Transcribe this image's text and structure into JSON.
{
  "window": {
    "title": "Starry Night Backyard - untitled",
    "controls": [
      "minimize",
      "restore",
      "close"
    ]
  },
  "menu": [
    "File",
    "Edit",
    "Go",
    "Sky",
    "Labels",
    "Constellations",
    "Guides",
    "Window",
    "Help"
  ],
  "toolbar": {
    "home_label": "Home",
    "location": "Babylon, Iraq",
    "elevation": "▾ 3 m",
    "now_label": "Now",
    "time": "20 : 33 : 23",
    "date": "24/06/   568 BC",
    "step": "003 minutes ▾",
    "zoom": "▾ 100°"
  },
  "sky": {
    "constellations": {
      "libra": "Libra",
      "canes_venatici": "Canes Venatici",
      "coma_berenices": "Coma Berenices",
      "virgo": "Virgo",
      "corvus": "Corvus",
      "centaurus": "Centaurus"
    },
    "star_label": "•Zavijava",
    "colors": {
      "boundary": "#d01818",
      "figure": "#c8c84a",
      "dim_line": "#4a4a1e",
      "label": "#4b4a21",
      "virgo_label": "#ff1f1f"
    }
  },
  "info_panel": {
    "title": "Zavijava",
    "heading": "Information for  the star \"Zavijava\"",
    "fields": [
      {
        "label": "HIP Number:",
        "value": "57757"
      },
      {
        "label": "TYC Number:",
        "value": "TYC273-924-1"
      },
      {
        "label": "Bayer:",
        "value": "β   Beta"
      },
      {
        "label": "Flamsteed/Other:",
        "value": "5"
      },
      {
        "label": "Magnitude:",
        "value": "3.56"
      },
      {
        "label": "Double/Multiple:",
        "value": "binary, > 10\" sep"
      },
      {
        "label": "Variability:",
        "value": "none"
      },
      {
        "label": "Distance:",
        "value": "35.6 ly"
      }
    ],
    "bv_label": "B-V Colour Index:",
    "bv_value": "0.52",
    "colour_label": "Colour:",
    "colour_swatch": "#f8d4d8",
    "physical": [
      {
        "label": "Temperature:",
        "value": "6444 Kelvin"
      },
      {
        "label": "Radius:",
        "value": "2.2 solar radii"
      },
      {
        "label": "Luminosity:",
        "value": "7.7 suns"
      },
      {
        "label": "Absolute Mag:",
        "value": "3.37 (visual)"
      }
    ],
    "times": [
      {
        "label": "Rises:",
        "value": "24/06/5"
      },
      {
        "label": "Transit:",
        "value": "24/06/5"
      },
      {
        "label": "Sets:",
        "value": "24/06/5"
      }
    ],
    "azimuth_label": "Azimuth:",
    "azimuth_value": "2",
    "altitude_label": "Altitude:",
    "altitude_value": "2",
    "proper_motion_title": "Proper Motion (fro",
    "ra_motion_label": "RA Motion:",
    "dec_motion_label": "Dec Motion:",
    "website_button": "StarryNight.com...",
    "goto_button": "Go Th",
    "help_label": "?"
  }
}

• • • • •

> _WRITTEN EXERCISE_
Retype the material in full, character for character.

> _WRITTEN REPLY_
Transcribe this image's text and structure into JSON.
{
  "window": {
    "title": "Starry Night Backyard - untitled",
    "controls": [
      "minimize",
      "restore",
      "close"
    ]
  },
  "menu": [
    "File",
    "Edit",
    "Go",
    "Sky",
    "Labels",
    "Constellations",
    "Guides",
    "Window",
    "Help"
  ],
  "toolbar": {
    "home_label": "Home",
    "location": "Babylon, Iraq",
    "elevation": "▾ 3 m",
    "now_label": "Now",
    "time": "20 : 33 : 23",
    "date": "24/06/   568 BC",
    "step": "003 minutes ▾",
    "zoom": "▾ 100°"
  },
  "sky": {
    "constellations": {
      "libra": "Libra",
      "canes_venatici": "Canes Venatici",
      "coma_berenices": "Coma Berenices",
      "virgo": "Virgo",
      "corvus": "Corvus",
      "centaurus": "Centaurus"
    },
    "star_label": "•Zavijava",
    "colors": {
      "boundary": "#d01818",
      "figure": "#c8c84a",
      "dim_line": "#4a4a1e",
      "label": "#4b4a21",
      "virgo_label": "#ff1f1f"
    }
  },
  "info_panel": {
    "title": "Zavijava",
    "heading": "Information for  the star \"Zavijava\"",
    "fields": [
      {
        "label": "HIP Number:",
        "value": "57757"
      },
      {
        "label": "TYC Number:",
        "value": "TYC273-924-1"
      },
      {
        "label": "Bayer:",
        "value": "β   Beta"
      },
      {
        "label": "Flamsteed/Other:",
        "value": "5"
      },
      {
        "label": "Magnitude:",
        "value": "3.56"
      },
      {
        "label": "Double/Multiple:",
        "value": "binary, > 10\" sep"
      },
      {
        "label": "Variability:",
        "value": "none"
      },
      {
        "label": "Distance:",
        "value": "35.6 ly"
      }
    ],
    "bv_label": "B-V Colour Index:",
    "bv_value": "0.52",
    "colour_label": "Colour:",
    "colour_swatch": "#f8d4d8",
    "physical": [
      {
        "label": "Temperature:",
        "value": "6444 Kelvin"
      },
      {
        "label": "Radius:",
        "value": "2.2 solar radii"
      },
      {
        "label": "Luminosity:",
        "value": "7.7 suns"
      },
      {
        "label": "Absolute Mag:",
        "value": "3.37 (visual)"
      }
    ],
    "times": [
      {
        "label": "Rises:",
        "value": "24/06/5"
      },
      {
        "label": "Transit:",
        "value": "24/06/5"
      },
      {
        "label": "Sets:",
        "value": "24/06/5"
      }
    ],
    "azimuth_label": "Azimuth:",
    "azimuth_value": "2",
    "altitude_label": "Altitude:",
    "altitude_value": "2",
    "proper_motion_title": "Proper Motion (fro",
    "ra_motion_label": "RA Motion:",
    "dec_motion_label": "Dec Motion:",
    "website_button": "StarryNight.com...",
    "goto_button": "Go Th",
    "help_label": "?"
  }
}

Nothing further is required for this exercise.